■ **Your goal**: The listing below is to be output in its exact form.

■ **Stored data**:
******
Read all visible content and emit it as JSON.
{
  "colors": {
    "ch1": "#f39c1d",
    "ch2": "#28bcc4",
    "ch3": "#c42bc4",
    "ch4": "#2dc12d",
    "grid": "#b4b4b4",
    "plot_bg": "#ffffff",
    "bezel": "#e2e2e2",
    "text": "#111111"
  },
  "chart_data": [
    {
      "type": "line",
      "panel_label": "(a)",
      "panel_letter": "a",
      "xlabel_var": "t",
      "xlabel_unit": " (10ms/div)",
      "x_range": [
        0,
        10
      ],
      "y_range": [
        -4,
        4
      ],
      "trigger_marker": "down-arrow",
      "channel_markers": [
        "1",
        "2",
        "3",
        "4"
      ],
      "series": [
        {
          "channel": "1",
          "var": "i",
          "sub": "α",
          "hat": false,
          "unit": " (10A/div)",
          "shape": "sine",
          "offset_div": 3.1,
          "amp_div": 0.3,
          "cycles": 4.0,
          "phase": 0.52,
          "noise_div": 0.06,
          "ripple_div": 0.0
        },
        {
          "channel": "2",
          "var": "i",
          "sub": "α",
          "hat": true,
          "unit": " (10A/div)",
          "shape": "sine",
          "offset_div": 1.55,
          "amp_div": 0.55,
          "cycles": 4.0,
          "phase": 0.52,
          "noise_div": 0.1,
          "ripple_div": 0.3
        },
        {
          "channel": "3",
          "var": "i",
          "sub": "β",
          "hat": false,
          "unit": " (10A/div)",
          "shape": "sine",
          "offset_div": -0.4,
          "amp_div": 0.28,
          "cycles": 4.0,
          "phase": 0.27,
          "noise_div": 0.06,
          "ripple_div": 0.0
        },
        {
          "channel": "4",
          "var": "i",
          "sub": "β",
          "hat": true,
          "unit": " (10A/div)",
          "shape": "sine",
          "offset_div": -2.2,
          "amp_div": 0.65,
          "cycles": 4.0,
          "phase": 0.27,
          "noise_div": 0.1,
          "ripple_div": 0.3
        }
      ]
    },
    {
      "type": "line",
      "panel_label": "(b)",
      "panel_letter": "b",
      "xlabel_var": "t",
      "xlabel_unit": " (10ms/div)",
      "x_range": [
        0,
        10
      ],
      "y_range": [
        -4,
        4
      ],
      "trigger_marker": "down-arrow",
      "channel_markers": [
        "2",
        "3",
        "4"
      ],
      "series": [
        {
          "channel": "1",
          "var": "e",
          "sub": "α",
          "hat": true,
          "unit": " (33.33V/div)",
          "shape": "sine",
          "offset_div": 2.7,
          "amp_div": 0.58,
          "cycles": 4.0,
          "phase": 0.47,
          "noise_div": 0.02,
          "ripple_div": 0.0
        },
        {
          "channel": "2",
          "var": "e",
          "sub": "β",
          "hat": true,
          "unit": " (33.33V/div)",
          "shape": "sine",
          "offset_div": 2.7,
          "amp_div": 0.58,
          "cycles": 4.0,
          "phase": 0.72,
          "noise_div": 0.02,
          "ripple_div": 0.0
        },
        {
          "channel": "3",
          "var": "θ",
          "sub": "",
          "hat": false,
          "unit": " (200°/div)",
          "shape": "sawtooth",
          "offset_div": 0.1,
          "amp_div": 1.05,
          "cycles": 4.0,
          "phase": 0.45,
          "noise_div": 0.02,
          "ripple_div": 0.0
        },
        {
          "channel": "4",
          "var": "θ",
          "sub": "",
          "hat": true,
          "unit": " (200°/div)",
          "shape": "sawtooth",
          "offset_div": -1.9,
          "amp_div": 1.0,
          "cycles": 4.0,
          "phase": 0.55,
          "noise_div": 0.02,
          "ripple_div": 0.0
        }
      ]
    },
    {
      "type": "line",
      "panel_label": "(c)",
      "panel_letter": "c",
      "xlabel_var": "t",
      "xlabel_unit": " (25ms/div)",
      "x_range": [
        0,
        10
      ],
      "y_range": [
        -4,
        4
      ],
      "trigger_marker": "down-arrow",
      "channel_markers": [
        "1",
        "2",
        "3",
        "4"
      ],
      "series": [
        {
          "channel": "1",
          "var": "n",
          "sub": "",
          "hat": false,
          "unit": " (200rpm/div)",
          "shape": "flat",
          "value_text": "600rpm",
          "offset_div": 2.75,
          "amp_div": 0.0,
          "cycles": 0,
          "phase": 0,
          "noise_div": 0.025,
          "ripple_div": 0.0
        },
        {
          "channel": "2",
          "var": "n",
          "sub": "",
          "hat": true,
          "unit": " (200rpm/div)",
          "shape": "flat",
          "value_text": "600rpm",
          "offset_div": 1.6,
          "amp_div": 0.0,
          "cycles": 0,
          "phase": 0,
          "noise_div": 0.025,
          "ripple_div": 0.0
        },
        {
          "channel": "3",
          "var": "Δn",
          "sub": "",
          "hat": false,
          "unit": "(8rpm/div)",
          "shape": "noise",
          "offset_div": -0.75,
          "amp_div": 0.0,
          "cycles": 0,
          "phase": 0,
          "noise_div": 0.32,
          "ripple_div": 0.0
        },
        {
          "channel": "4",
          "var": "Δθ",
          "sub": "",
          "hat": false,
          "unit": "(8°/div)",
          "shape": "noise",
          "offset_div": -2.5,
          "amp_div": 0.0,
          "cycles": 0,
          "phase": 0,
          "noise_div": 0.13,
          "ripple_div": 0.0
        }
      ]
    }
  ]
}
******
■ **Answer below**:
Read all visible content and emit it as JSON.
{
  "colors": {
    "ch1": "#f39c1d",
    "ch2": "#28bcc4",
    "ch3": "#c42bc4",
    "ch4": "#2dc12d",
    "grid": "#b4b4b4",
    "plot_bg": "#ffffff",
    "bezel": "#e2e2e2",
    "text": "#111111"
  },
  "chart_data": [
    {
      "type": "line",
      "panel_label": "(a)",
      "panel_letter": "a",
      "xlabel_var": "t",
      "xlabel_unit": " (10ms/div)",
      "x_range": [
        0,
        10
      ],
      "y_range": [
        -4,
        4
      ],
      "trigger_marker": "down-arrow",
      "channel_markers": [
        "1",
        "2",
        "3",
        "4"
      ],
      "series": [
        {
          "channel": "1",
          "var": "i",
          "sub": "α",
          "hat": false,
          "unit": " (10A/div)",
          "shape": "sine",
          "offset_div": 3.1,
          "amp_div": 0.3,
          "cycles": 4.0,
          "phase": 0.52,
          "noise_div": 0.06,
          "ripple_div": 0.0
        },
        {
          "channel": "2",
          "var": "i",
          "sub": "α",
          "hat": true,
          "unit": " (10A/div)",
          "shape": "sine",
          "offset_div": 1.55,
          "amp_div": 0.55,
          "cycles": 4.0,
          "phase": 0.52,
          "noise_div": 0.1,
          "ripple_div": 0.3
        },
        {
          "channel": "3",
          "var": "i",
          "sub": "β",
          "hat": false,
          "unit": " (10A/div)",
          "shape": "sine",
          "offset_div": -0.4,
          "amp_div": 0.28,
          "cycles": 4.0,
          "phase": 0.27,
          "noise_div": 0.06,
          "ripple_div": 0.0
        },
        {
          "channel": "4",
          "var": "i",
          "sub": "β",
          "hat": true,
          "unit": " (10A/div)",
          "shape": "sine",
          "offset_div": -2.2,
          "amp_div": 0.65,
          "cycles": 4.0,
          "phase": 0.27,
          "noise_div": 0.1,
          "ripple_div": 0.3
        }
      ]
    },
    {
      "type": "line",
      "panel_label": "(b)",
      "panel_letter": "b",
      "xlabel_var": "t",
      "xlabel_unit": " (10ms/div)",
      "x_range": [
        0,
        10
      ],
      "y_range": [
        -4,
        4
      ],
      "trigger_marker": "down-arrow",
      "channel_markers": [
        "2",
        "3",
        "4"
      ],
      "series": [
        {
          "channel": "1",
          "var": "e",
          "sub": "α",
          "hat": true,
          "unit": " (33.33V/div)",
          "shape": "sine",
          "offset_div": 2.7,
          "amp_div": 0.58,
          "cycles": 4.0,
          "phase": 0.47,
          "noise_div": 0.02,
          "ripple_div": 0.0
        },
        {
          "channel": "2",
          "var": "e",
          "sub": "β",
          "hat": true,
          "unit": " (33.33V/div)",
          "shape": "sine",
          "offset_div": 2.7,
          "amp_div": 0.58,
          "cycles": 4.0,
          "phase": 0.72,
          "noise_div": 0.02,
          "ripple_div": 0.0
        },
        {
          "channel": "3",
          "var": "θ",
          "sub": "",
          "hat": false,
          "unit": " (200°/div)",
          "shape": "sawtooth",
          "offset_div": 0.1,
          "amp_div": 1.05,
          "cycles": 4.0,
          "phase": 0.45,
          "noise_div": 0.02,
          "ripple_div": 0.0
        },
        {
          "channel": "4",
          "var": "θ",
          "sub": "",
          "hat": true,
          "unit": " (200°/div)",
          "shape": "sawtooth",
          "offset_div": -1.9,
          "amp_div": 1.0,
          "cycles": 4.0,
          "phase": 0.55,
          "noise_div": 0.02,
          "ripple_div": 0.0
        }
      ]
    },
    {
      "type": "line",
      "panel_label": "(c)",
      "panel_letter": "c",
      "xlabel_var": "t",
      "xlabel_unit": " (25ms/div)",
      "x_range": [
        0,
        10
      ],
      "y_range": [
        -4,
        4
      ],
      "trigger_marker": "down-arrow",
      "channel_markers": [
        "1",
        "2",
        "3",
        "4"
      ],
      "series": [
        {
          "channel": "1",
          "var": "n",
          "sub": "",
          "hat": false,
          "unit": " (200rpm/div)",
          "shape": "flat",
          "value_text": "600rpm",
          "offset_div": 2.75,
          "amp_div": 0.0,
          "cycles": 0,
          "phase": 0,
          "noise_div": 0.025,
          "ripple_div": 0.0
        },
        {
          "channel": "2",
          "var": "n",
          "sub": "",
          "hat": true,
          "unit": " (200rpm/div)",
          "shape": "flat",
          "value_text": "600rpm",
          "offset_div": 1.6,
          "amp_div": 0.0,
          "cycles": 0,
          "phase": 0,
          "noise_div": 0.025,
          "ripple_div": 0.0
        },
        {
          "channel": "3",
          "var": "Δn",
          "sub": "",
          "hat": false,
          "unit": "(8rpm/div)",
          "shape": "noise",
          "offset_div": -0.75,
          "amp_div": 0.0,
          "cycles": 0,
          "phase": 0,
          "noise_div": 0.32,
          "ripple_div": 0.0
        },
        {
          "channel": "4",
          "var": "Δθ",
          "sub": "",
          "hat": false,
          "unit": "(8°/div)",
          "shape": "noise",
          "offset_div": -2.5,
          "amp_div": 0.0,
          "cycles": 0,
          "phase": 0,
          "noise_div": 0.13,
          "ripple_div": 0.0
        }
      ]
    }
  ]
}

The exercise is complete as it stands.